## TASK DESCRIPTION
Look through the listing below and report every line that contains "NYCKELTAL".

## INPUT FOR THIS TASK

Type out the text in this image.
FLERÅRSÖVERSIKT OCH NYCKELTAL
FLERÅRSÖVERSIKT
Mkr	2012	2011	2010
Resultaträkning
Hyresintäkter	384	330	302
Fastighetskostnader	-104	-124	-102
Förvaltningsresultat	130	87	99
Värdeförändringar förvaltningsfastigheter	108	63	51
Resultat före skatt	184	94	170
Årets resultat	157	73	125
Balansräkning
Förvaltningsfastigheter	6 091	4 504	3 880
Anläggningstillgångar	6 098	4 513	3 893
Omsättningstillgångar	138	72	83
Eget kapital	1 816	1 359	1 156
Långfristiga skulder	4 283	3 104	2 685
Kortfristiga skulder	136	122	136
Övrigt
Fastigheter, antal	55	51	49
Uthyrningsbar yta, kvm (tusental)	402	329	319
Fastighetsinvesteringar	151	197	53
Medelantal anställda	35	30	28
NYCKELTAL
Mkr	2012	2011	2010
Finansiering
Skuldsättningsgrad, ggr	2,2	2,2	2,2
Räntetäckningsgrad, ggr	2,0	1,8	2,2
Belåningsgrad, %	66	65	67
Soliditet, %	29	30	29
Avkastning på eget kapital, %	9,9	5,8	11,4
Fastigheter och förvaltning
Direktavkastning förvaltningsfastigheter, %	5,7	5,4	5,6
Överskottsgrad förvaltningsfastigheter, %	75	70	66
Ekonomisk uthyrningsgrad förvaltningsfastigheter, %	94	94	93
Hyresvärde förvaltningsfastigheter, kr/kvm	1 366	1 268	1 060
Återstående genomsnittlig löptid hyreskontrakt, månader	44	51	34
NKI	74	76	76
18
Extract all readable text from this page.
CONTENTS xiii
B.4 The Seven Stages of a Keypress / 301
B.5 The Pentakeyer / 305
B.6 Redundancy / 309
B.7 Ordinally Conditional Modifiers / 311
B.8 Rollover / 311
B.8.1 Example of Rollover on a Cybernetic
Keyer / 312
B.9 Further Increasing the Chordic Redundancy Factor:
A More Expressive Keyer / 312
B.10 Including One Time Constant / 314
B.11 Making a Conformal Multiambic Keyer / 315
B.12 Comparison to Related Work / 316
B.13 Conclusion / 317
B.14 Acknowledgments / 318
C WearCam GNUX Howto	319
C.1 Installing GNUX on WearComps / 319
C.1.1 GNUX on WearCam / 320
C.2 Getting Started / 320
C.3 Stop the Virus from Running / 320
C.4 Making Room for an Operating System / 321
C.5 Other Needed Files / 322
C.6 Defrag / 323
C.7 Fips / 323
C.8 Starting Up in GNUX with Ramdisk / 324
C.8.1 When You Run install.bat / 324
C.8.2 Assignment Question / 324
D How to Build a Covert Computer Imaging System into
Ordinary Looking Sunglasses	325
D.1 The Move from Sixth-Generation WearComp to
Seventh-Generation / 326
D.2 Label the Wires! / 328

## ANSWER BELOW
FLERÅRSÖVERSIKT OCH NYCKELTAL
NYCKELTAL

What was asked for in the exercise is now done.